Reproduce every entry in the listing without alteration.
---------- Records for the task ----------
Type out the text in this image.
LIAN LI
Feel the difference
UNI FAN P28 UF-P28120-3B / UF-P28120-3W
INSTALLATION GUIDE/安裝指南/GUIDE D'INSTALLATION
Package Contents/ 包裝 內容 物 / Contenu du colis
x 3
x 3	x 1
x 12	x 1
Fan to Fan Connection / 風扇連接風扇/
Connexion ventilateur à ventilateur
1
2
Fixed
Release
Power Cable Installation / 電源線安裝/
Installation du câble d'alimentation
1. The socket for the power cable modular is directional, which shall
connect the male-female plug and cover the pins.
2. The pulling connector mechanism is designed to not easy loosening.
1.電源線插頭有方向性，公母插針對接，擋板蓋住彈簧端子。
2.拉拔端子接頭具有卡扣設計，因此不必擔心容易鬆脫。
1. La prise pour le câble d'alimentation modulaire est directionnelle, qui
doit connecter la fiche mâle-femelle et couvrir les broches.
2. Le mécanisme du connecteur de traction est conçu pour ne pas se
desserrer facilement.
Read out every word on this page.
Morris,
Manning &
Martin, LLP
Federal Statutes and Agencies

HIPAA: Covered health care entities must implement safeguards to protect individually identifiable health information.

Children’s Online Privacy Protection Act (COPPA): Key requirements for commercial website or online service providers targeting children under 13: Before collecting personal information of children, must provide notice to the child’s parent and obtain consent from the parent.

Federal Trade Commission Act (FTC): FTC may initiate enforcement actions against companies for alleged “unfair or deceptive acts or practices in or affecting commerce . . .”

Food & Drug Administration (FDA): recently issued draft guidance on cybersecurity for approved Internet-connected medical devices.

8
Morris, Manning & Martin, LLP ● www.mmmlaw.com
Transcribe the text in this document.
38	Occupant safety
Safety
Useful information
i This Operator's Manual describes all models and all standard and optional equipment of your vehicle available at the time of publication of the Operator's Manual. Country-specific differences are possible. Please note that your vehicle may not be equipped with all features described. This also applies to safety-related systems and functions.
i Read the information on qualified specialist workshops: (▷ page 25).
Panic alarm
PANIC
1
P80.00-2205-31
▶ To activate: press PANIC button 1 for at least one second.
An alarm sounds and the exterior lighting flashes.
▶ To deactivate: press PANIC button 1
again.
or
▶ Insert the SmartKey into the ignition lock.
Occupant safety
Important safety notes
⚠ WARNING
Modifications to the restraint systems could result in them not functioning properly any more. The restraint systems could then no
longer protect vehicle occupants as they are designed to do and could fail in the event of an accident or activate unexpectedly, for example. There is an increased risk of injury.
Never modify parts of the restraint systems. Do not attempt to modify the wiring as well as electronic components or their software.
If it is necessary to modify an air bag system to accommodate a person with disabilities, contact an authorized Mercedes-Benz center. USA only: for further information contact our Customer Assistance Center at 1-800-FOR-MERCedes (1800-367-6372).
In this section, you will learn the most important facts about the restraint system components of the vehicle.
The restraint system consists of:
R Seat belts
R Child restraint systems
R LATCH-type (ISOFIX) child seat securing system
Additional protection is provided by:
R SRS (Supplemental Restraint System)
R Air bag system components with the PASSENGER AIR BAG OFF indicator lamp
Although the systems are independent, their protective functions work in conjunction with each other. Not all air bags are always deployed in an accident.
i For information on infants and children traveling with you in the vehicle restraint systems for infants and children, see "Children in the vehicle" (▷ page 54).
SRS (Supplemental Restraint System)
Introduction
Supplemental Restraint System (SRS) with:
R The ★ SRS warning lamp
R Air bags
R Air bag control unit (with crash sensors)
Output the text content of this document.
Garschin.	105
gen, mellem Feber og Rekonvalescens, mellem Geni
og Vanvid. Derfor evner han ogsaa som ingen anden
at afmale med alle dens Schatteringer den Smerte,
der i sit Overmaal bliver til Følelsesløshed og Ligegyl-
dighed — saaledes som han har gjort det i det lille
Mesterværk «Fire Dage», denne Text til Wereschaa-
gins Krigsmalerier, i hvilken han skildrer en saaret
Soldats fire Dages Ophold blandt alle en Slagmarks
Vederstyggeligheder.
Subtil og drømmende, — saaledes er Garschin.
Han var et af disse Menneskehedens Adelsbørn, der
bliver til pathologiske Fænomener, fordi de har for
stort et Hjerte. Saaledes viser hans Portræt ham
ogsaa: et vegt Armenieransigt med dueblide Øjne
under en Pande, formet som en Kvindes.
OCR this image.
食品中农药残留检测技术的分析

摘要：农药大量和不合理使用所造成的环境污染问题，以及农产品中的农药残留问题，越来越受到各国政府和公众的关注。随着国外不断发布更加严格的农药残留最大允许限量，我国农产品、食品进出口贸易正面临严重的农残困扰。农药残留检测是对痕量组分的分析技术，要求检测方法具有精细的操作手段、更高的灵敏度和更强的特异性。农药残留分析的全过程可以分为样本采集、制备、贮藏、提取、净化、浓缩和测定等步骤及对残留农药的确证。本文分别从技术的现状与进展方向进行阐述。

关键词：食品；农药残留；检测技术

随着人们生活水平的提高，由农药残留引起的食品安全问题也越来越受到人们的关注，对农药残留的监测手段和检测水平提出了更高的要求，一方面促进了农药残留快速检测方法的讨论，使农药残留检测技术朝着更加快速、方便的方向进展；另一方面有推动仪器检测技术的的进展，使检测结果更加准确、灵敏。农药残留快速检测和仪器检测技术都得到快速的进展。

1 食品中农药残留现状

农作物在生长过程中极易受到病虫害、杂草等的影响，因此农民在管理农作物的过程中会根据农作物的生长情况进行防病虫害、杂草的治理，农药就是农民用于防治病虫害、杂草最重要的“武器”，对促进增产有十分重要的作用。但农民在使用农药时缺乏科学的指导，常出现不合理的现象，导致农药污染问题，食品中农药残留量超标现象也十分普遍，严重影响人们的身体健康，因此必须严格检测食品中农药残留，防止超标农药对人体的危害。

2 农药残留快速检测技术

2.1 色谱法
----------
**Response to the task:**
Type out the text in this image.
LIAN LI
Feel the difference
UNI FAN P28 UF-P28120-3B / UF-P28120-3W
INSTALLATION GUIDE/安裝指南/GUIDE D'INSTALLATION
Package Contents/ 包裝 內容 物 / Contenu du colis
x 3
x 3	x 1
x 12	x 1
Fan to Fan Connection / 風扇連接風扇/
Connexion ventilateur à ventilateur
1
2
Fixed
Release
Power Cable Installation / 電源線安裝/
Installation du câble d'alimentation
1. The socket for the power cable modular is directional, which shall
connect the male-female plug and cover the pins.
2. The pulling connector mechanism is designed to not easy loosening.
1.電源線插頭有方向性，公母插針對接，擋板蓋住彈簧端子。
2.拉拔端子接頭具有卡扣設計，因此不必擔心容易鬆脫。
1. La prise pour le câble d'alimentation modulaire est directionnelle, qui
doit connecter la fiche mâle-femelle et couvrir les broches.
2. Le mécanisme du connecteur de traction est conçu pour ne pas se
desserrer facilement.
Read out every word on this page.
Morris,
Manning &
Martin, LLP
Federal Statutes and Agencies

HIPAA: Covered health care entities must implement safeguards to protect individually identifiable health information.

Children’s Online Privacy Protection Act (COPPA): Key requirements for commercial website or online service providers targeting children under 13: Before collecting personal information of children, must provide notice to the child’s parent and obtain consent from the parent.

Federal Trade Commission Act (FTC): FTC may initiate enforcement actions against companies for alleged “unfair or deceptive acts or practices in or affecting commerce . . .”

Food & Drug Administration (FDA): recently issued draft guidance on cybersecurity for approved Internet-connected medical devices.

8
Morris, Manning & Martin, LLP ● www.mmmlaw.com
Transcribe the text in this document.
38	Occupant safety
Safety
Useful information
i This Operator's Manual describes all models and all standard and optional equipment of your vehicle available at the time of publication of the Operator's Manual. Country-specific differences are possible. Please note that your vehicle may not be equipped with all features described. This also applies to safety-related systems and functions.
i Read the information on qualified specialist workshops: (▷ page 25).
Panic alarm
PANIC
1
P80.00-2205-31
▶ To activate: press PANIC button 1 for at least one second.
An alarm sounds and the exterior lighting flashes.
▶ To deactivate: press PANIC button 1
again.
or
▶ Insert the SmartKey into the ignition lock.
Occupant safety
Important safety notes
⚠ WARNING
Modifications to the restraint systems could result in them not functioning properly any more. The restraint systems could then no
longer protect vehicle occupants as they are designed to do and could fail in the event of an accident or activate unexpectedly, for example. There is an increased risk of injury.
Never modify parts of the restraint systems. Do not attempt to modify the wiring as well as electronic components or their software.
If it is necessary to modify an air bag system to accommodate a person with disabilities, contact an authorized Mercedes-Benz center. USA only: for further information contact our Customer Assistance Center at 1-800-FOR-MERCedes (1800-367-6372).
In this section, you will learn the most important facts about the restraint system components of the vehicle.
The restraint system consists of:
R Seat belts
R Child restraint systems
R LATCH-type (ISOFIX) child seat securing system
Additional protection is provided by:
R SRS (Supplemental Restraint System)
R Air bag system components with the PASSENGER AIR BAG OFF indicator lamp
Although the systems are independent, their protective functions work in conjunction with each other. Not all air bags are always deployed in an accident.
i For information on infants and children traveling with you in the vehicle restraint systems for infants and children, see "Children in the vehicle" (▷ page 54).
SRS (Supplemental Restraint System)
Introduction
Supplemental Restraint System (SRS) with:
R The ★ SRS warning lamp
R Air bags
R Air bag control unit (with crash sensors)
Output the text content of this document.
Garschin.	105
gen, mellem Feber og Rekonvalescens, mellem Geni
og Vanvid. Derfor evner han ogsaa som ingen anden
at afmale med alle dens Schatteringer den Smerte,
der i sit Overmaal bliver til Følelsesløshed og Ligegyl-
dighed — saaledes som han har gjort det i det lille
Mesterværk «Fire Dage», denne Text til Wereschaa-
gins Krigsmalerier, i hvilken han skildrer en saaret
Soldats fire Dages Ophold blandt alle en Slagmarks
Vederstyggeligheder.
Subtil og drømmende, — saaledes er Garschin.
Han var et af disse Menneskehedens Adelsbørn, der
bliver til pathologiske Fænomener, fordi de har for
stort et Hjerte. Saaledes viser hans Portræt ham
ogsaa: et vegt Armenieransigt med dueblide Øjne
under en Pande, formet som en Kvindes.
OCR this image.
食品中农药残留检测技术的分析

摘要：农药大量和不合理使用所造成的环境污染问题，以及农产品中的农药残留问题，越来越受到各国政府和公众的关注。随着国外不断发布更加严格的农药残留最大允许限量，我国农产品、食品进出口贸易正面临严重的农残困扰。农药残留检测是对痕量组分的分析技术，要求检测方法具有精细的操作手段、更高的灵敏度和更强的特异性。农药残留分析的全过程可以分为样本采集、制备、贮藏、提取、净化、浓缩和测定等步骤及对残留农药的确证。本文分别从技术的现状与进展方向进行阐述。

关键词：食品；农药残留；检测技术

随着人们生活水平的提高，由农药残留引起的食品安全问题也越来越受到人们的关注，对农药残留的监测手段和检测水平提出了更高的要求，一方面促进了农药残留快速检测方法的讨论，使农药残留检测技术朝着更加快速、方便的方向进展；另一方面有推动仪器检测技术的的进展，使检测结果更加准确、灵敏。农药残留快速检测和仪器检测技术都得到快速的进展。

1 食品中农药残留现状

农作物在生长过程中极易受到病虫害、杂草等的影响，因此农民在管理农作物的过程中会根据农作物的生长情况进行防病虫害、杂草的治理，农药就是农民用于防治病虫害、杂草最重要的“武器”，对促进增产有十分重要的作用。但农民在使用农药时缺乏科学的指导，常出现不合理的现象，导致农药污染问题，食品中农药残留量超标现象也十分普遍，严重影响人们的身体健康，因此必须严格检测食品中农药残留，防止超标农药对人体的危害。

2 农药残留快速检测技术

2.1 色谱法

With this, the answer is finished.